**Objective:** Find the lines below that contain the string "dusty". Copy each one.

**Data supplied:**
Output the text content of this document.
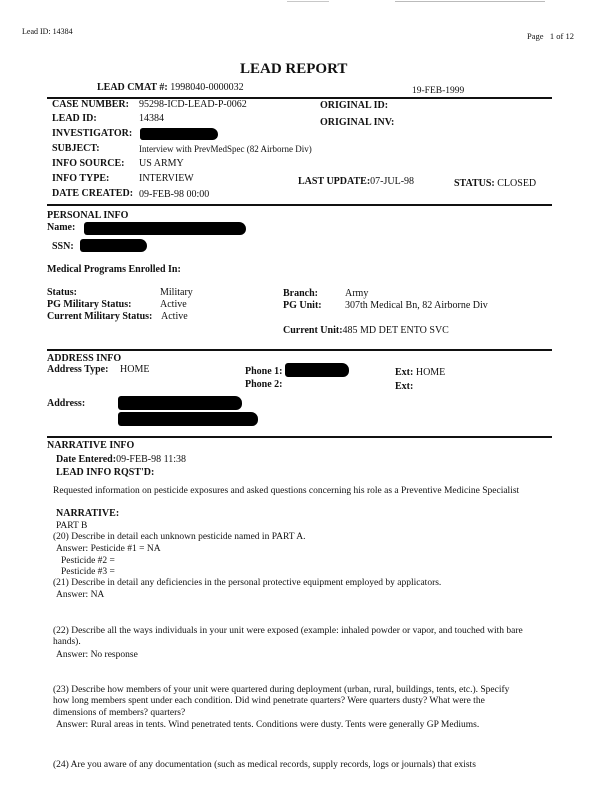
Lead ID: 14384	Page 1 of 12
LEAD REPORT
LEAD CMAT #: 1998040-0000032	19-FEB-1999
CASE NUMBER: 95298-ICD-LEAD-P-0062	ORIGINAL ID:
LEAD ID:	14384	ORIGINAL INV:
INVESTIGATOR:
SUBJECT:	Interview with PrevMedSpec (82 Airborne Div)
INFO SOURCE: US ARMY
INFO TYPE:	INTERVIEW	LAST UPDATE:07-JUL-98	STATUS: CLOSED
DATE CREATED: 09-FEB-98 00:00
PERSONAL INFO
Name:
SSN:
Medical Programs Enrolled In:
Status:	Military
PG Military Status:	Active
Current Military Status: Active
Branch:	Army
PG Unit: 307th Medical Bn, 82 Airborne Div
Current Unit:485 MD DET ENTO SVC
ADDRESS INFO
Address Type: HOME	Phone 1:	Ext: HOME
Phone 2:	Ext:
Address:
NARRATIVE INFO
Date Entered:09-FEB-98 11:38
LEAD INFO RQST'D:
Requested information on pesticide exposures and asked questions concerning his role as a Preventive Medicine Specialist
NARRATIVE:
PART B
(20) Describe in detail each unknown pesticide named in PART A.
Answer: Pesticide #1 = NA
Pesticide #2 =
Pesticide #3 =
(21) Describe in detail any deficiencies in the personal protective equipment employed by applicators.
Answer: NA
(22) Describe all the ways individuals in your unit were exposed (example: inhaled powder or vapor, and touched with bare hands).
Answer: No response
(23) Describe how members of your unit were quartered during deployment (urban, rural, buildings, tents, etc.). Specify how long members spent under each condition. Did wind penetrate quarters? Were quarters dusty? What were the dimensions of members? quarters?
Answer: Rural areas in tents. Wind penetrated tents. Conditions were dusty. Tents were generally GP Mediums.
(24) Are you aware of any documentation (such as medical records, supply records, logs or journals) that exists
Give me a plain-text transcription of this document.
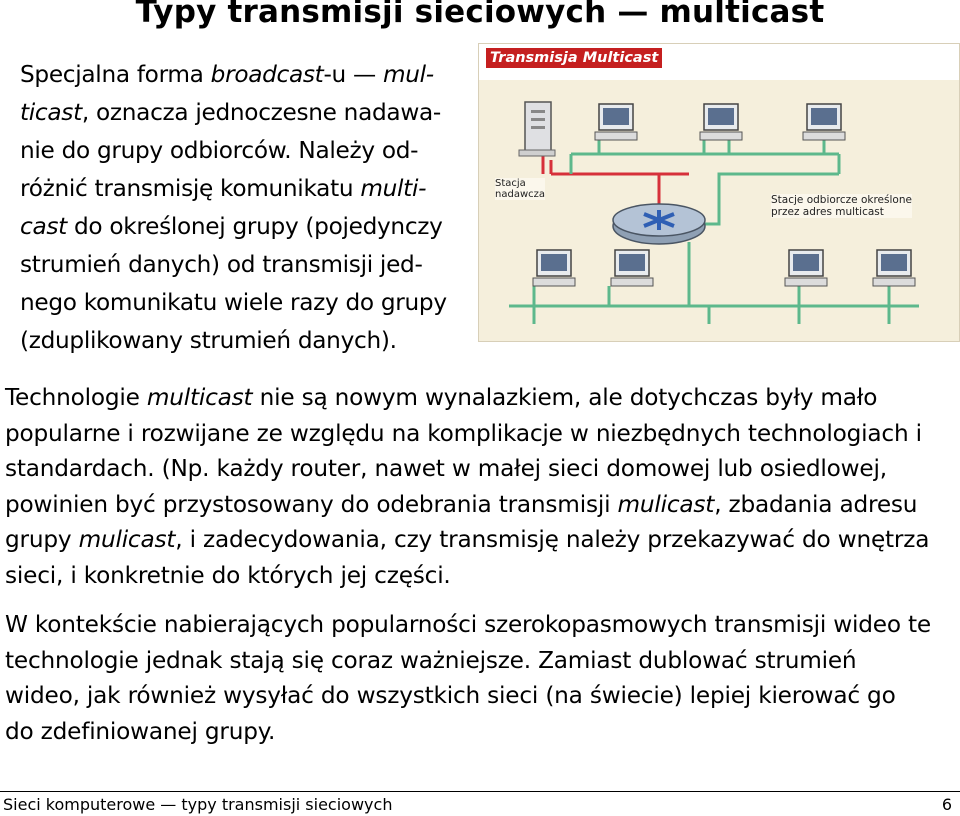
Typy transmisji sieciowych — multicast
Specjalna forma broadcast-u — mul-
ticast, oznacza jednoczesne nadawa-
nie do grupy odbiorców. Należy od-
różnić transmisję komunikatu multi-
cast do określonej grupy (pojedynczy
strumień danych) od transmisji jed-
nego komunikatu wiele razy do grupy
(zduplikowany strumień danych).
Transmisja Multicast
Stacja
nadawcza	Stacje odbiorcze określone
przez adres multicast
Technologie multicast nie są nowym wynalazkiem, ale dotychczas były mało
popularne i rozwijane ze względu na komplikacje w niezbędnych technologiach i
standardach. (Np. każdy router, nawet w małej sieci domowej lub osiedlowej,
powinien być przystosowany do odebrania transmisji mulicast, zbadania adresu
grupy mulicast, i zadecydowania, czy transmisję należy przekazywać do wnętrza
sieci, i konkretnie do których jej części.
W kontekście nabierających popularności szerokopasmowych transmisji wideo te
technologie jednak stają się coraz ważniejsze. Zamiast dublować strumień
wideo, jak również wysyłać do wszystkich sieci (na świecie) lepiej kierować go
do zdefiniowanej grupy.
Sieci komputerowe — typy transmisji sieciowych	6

**Output of the exercise:**
(23) Describe how members of your unit were quartered during deployment (urban, rural, buildings, tents, etc.). Specify how long members spent under each condition. Did wind penetrate quarters? Were quarters dusty? What were the dimensions of members? quarters?
Answer: Rural areas in tents. Wind penetrated tents. Conditions were dusty. Tents were generally GP Mediums.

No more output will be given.